* DATA RECORDS:

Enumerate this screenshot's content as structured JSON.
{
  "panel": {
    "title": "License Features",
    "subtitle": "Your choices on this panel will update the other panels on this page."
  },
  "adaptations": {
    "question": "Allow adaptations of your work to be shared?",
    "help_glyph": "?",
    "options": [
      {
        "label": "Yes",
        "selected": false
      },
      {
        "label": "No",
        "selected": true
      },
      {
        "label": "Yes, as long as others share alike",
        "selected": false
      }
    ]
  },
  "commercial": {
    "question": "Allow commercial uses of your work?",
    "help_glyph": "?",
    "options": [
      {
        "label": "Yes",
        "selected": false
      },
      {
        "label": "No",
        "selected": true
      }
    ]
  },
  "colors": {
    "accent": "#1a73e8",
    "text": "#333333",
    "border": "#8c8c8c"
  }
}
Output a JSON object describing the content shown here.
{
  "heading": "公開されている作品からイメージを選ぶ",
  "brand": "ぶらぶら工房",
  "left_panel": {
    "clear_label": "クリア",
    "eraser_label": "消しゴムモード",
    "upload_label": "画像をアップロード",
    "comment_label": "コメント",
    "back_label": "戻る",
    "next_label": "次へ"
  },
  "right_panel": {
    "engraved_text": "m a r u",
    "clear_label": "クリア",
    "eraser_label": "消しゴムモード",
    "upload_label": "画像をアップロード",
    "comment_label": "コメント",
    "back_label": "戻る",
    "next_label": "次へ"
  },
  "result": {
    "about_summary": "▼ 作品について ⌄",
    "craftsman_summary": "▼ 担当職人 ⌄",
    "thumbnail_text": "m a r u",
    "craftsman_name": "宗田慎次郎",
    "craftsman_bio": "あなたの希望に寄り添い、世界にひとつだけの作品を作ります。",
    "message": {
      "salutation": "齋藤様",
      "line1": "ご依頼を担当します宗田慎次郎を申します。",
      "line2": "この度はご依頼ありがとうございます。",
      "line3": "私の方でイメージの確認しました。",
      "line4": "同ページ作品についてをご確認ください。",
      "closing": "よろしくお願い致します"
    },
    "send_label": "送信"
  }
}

* SET EXERCISE: Repeat all the entries exactly as given.

* FINISHED TASK:
Enumerate this screenshot's content as structured JSON.
{
  "panel": {
    "title": "License Features",
    "subtitle": "Your choices on this panel will update the other panels on this page."
  },
  "adaptations": {
    "question": "Allow adaptations of your work to be shared?",
    "help_glyph": "?",
    "options": [
      {
        "label": "Yes",
        "selected": false
      },
      {
        "label": "No",
        "selected": true
      },
      {
        "label": "Yes, as long as others share alike",
        "selected": false
      }
    ]
  },
  "commercial": {
    "question": "Allow commercial uses of your work?",
    "help_glyph": "?",
    "options": [
      {
        "label": "Yes",
        "selected": false
      },
      {
        "label": "No",
        "selected": true
      }
    ]
  },
  "colors": {
    "accent": "#1a73e8",
    "text": "#333333",
    "border": "#8c8c8c"
  }
}
Output a JSON object describing the content shown here.
{
  "heading": "公開されている作品からイメージを選ぶ",
  "brand": "ぶらぶら工房",
  "left_panel": {
    "clear_label": "クリア",
    "eraser_label": "消しゴムモード",
    "upload_label": "画像をアップロード",
    "comment_label": "コメント",
    "back_label": "戻る",
    "next_label": "次へ"
  },
  "right_panel": {
    "engraved_text": "m a r u",
    "clear_label": "クリア",
    "eraser_label": "消しゴムモード",
    "upload_label": "画像をアップロード",
    "comment_label": "コメント",
    "back_label": "戻る",
    "next_label": "次へ"
  },
  "result": {
    "about_summary": "▼ 作品について ⌄",
    "craftsman_summary": "▼ 担当職人 ⌄",
    "thumbnail_text": "m a r u",
    "craftsman_name": "宗田慎次郎",
    "craftsman_bio": "あなたの希望に寄り添い、世界にひとつだけの作品を作ります。",
    "message": {
      "salutation": "齋藤様",
      "line1": "ご依頼を担当します宗田慎次郎を申します。",
      "line2": "この度はご依頼ありがとうございます。",
      "line3": "私の方でイメージの確認しました。",
      "line4": "同ページ作品についてをご確認ください。",
      "closing": "よろしくお願い致します"
    },
    "send_label": "送信"
  }
}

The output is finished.